The problem
Every line of the records below should be restated exactly.

Figure record extracts
/---

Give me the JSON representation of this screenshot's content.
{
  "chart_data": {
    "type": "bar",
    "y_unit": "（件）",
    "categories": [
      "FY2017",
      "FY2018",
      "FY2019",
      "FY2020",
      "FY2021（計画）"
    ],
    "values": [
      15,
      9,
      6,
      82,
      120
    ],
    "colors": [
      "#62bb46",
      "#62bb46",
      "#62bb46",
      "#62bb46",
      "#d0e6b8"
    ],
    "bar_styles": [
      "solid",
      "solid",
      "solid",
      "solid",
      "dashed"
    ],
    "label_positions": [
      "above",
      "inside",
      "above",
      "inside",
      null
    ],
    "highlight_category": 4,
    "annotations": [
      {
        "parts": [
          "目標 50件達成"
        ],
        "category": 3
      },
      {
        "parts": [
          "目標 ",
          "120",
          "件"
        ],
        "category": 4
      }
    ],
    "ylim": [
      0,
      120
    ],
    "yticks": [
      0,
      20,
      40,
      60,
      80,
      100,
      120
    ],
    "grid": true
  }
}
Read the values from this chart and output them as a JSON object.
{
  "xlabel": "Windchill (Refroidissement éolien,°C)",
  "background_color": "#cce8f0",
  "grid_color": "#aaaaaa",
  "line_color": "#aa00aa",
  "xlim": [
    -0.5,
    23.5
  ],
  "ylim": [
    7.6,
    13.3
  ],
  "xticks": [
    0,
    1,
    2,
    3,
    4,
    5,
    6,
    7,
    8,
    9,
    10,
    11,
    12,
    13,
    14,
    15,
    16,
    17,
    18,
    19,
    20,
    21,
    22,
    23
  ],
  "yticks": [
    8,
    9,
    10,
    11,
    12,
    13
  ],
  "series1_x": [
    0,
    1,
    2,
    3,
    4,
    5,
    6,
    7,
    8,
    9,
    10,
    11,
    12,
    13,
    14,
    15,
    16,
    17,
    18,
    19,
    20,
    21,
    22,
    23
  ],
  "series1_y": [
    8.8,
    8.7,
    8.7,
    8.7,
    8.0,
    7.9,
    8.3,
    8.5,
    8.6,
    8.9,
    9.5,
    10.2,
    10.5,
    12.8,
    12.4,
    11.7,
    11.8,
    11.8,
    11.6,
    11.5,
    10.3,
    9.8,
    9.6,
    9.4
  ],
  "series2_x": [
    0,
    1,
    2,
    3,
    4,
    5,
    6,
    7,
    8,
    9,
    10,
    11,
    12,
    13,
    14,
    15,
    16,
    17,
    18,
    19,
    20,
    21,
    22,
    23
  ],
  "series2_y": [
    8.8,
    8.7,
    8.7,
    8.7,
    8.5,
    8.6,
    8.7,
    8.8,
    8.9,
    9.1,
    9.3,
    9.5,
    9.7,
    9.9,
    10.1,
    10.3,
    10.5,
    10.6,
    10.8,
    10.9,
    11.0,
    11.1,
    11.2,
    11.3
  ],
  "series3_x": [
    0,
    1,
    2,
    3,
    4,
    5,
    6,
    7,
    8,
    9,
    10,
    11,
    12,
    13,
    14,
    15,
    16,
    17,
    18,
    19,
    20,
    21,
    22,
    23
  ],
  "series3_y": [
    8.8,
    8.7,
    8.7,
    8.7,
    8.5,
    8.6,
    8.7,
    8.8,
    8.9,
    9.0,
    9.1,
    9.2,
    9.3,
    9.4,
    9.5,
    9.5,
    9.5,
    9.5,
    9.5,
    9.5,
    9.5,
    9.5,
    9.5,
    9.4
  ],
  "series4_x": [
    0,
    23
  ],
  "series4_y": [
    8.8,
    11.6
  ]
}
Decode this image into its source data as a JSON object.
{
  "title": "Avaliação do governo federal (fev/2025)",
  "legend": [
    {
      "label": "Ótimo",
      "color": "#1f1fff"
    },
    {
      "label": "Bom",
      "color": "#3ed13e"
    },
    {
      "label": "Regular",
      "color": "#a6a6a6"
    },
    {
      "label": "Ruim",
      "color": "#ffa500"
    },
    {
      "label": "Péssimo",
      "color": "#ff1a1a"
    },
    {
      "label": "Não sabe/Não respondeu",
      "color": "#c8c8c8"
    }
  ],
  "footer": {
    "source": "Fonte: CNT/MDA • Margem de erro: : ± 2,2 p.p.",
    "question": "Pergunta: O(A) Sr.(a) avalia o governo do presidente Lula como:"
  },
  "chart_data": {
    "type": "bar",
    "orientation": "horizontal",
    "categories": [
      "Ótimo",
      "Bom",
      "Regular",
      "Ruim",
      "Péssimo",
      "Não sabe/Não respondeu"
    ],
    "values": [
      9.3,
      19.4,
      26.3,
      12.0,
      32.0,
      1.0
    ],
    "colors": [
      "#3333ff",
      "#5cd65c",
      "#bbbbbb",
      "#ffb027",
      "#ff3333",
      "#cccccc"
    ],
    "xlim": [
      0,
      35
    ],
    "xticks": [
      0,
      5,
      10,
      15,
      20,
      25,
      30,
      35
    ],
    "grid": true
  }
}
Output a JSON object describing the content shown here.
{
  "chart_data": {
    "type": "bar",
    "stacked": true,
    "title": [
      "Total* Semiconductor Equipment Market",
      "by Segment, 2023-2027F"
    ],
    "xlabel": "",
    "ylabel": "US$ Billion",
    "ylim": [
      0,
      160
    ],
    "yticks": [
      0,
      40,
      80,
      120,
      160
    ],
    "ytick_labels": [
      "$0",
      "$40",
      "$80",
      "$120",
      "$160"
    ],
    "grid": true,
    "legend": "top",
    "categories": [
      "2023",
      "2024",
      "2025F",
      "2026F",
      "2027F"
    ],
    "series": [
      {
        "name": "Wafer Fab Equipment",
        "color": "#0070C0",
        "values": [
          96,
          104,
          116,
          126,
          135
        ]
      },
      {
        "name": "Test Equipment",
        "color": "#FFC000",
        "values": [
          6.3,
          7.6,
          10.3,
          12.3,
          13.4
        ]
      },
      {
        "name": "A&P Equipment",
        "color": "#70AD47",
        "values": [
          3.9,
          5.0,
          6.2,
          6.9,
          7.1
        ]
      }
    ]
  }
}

\---

Response for this exercise
Give me the JSON representation of this screenshot's content.
{
  "chart_data": {
    "type": "bar",
    "y_unit": "（件）",
    "categories": [
      "FY2017",
      "FY2018",
      "FY2019",
      "FY2020",
      "FY2021（計画）"
    ],
    "values": [
      15,
      9,
      6,
      82,
      120
    ],
    "colors": [
      "#62bb46",
      "#62bb46",
      "#62bb46",
      "#62bb46",
      "#d0e6b8"
    ],
    "bar_styles": [
      "solid",
      "solid",
      "solid",
      "solid",
      "dashed"
    ],
    "label_positions": [
      "above",
      "inside",
      "above",
      "inside",
      null
    ],
    "highlight_category": 4,
    "annotations": [
      {
        "parts": [
          "目標 50件達成"
        ],
        "category": 3
      },
      {
        "parts": [
          "目標 ",
          "120",
          "件"
        ],
        "category": 4
      }
    ],
    "ylim": [
      0,
      120
    ],
    "yticks": [
      0,
      20,
      40,
      60,
      80,
      100,
      120
    ],
    "grid": true
  }
}
Read the values from this chart and output them as a JSON object.
{
  "xlabel": "Windchill (Refroidissement éolien,°C)",
  "background_color": "#cce8f0",
  "grid_color": "#aaaaaa",
  "line_color": "#aa00aa",
  "xlim": [
    -0.5,
    23.5
  ],
  "ylim": [
    7.6,
    13.3
  ],
  "xticks": [
    0,
    1,
    2,
    3,
    4,
    5,
    6,
    7,
    8,
    9,
    10,
    11,
    12,
    13,
    14,
    15,
    16,
    17,
    18,
    19,
    20,
    21,
    22,
    23
  ],
  "yticks": [
    8,
    9,
    10,
    11,
    12,
    13
  ],
  "series1_x": [
    0,
    1,
    2,
    3,
    4,
    5,
    6,
    7,
    8,
    9,
    10,
    11,
    12,
    13,
    14,
    15,
    16,
    17,
    18,
    19,
    20,
    21,
    22,
    23
  ],
  "series1_y": [
    8.8,
    8.7,
    8.7,
    8.7,
    8.0,
    7.9,
    8.3,
    8.5,
    8.6,
    8.9,
    9.5,
    10.2,
    10.5,
    12.8,
    12.4,
    11.7,
    11.8,
    11.8,
    11.6,
    11.5,
    10.3,
    9.8,
    9.6,
    9.4
  ],
  "series2_x": [
    0,
    1,
    2,
    3,
    4,
    5,
    6,
    7,
    8,
    9,
    10,
    11,
    12,
    13,
    14,
    15,
    16,
    17,
    18,
    19,
    20,
    21,
    22,
    23
  ],
  "series2_y": [
    8.8,
    8.7,
    8.7,
    8.7,
    8.5,
    8.6,
    8.7,
    8.8,
    8.9,
    9.1,
    9.3,
    9.5,
    9.7,
    9.9,
    10.1,
    10.3,
    10.5,
    10.6,
    10.8,
    10.9,
    11.0,
    11.1,
    11.2,
    11.3
  ],
  "series3_x": [
    0,
    1,
    2,
    3,
    4,
    5,
    6,
    7,
    8,
    9,
    10,
    11,
    12,
    13,
    14,
    15,
    16,
    17,
    18,
    19,
    20,
    21,
    22,
    23
  ],
  "series3_y": [
    8.8,
    8.7,
    8.7,
    8.7,
    8.5,
    8.6,
    8.7,
    8.8,
    8.9,
    9.0,
    9.1,
    9.2,
    9.3,
    9.4,
    9.5,
    9.5,
    9.5,
    9.5,
    9.5,
    9.5,
    9.5,
    9.5,
    9.5,
    9.4
  ],
  "series4_x": [
    0,
    23
  ],
  "series4_y": [
    8.8,
    11.6
  ]
}
Decode this image into its source data as a JSON object.
{
  "title": "Avaliação do governo federal (fev/2025)",
  "legend": [
    {
      "label": "Ótimo",
      "color": "#1f1fff"
    },
    {
      "label": "Bom",
      "color": "#3ed13e"
    },
    {
      "label": "Regular",
      "color": "#a6a6a6"
    },
    {
      "label": "Ruim",
      "color": "#ffa500"
    },
    {
      "label": "Péssimo",
      "color": "#ff1a1a"
    },
    {
      "label": "Não sabe/Não respondeu",
      "color": "#c8c8c8"
    }
  ],
  "footer": {
    "source": "Fonte: CNT/MDA • Margem de erro: : ± 2,2 p.p.",
    "question": "Pergunta: O(A) Sr.(a) avalia o governo do presidente Lula como:"
  },
  "chart_data": {
    "type": "bar",
    "orientation": "horizontal",
    "categories": [
      "Ótimo",
      "Bom",
      "Regular",
      "Ruim",
      "Péssimo",
      "Não sabe/Não respondeu"
    ],
    "values": [
      9.3,
      19.4,
      26.3,
      12.0,
      32.0,
      1.0
    ],
    "colors": [
      "#3333ff",
      "#5cd65c",
      "#bbbbbb",
      "#ffb027",
      "#ff3333",
      "#cccccc"
    ],
    "xlim": [
      0,
      35
    ],
    "xticks": [
      0,
      5,
      10,
      15,
      20,
      25,
      30,
      35
    ],
    "grid": true
  }
}
Output a JSON object describing the content shown here.
{
  "chart_data": {
    "type": "bar",
    "stacked": true,
    "title": [
      "Total* Semiconductor Equipment Market",
      "by Segment, 2023-2027F"
    ],
    "xlabel": "",
    "ylabel": "US$ Billion",
    "ylim": [
      0,
      160
    ],
    "yticks": [
      0,
      40,
      80,
      120,
      160
    ],
    "ytick_labels": [
      "$0",
      "$40",
      "$80",
      "$120",
      "$160"
    ],
    "grid": true,
    "legend": "top",
    "categories": [
      "2023",
      "2024",
      "2025F",
      "2026F",
      "2027F"
    ],
    "series": [
      {
        "name": "Wafer Fab Equipment",
        "color": "#0070C0",
        "values": [
          96,
          104,
          116,
          126,
          135
        ]
      },
      {
        "name": "Test Equipment",
        "color": "#FFC000",
        "values": [
          6.3,
          7.6,
          10.3,
          12.3,
          13.4
        ]
      },
      {
        "name": "A&P Equipment",
        "color": "#70AD47",
        "values": [
          3.9,
          5.0,
          6.2,
          6.9,
          7.1
        ]
      }
    ]
  }
}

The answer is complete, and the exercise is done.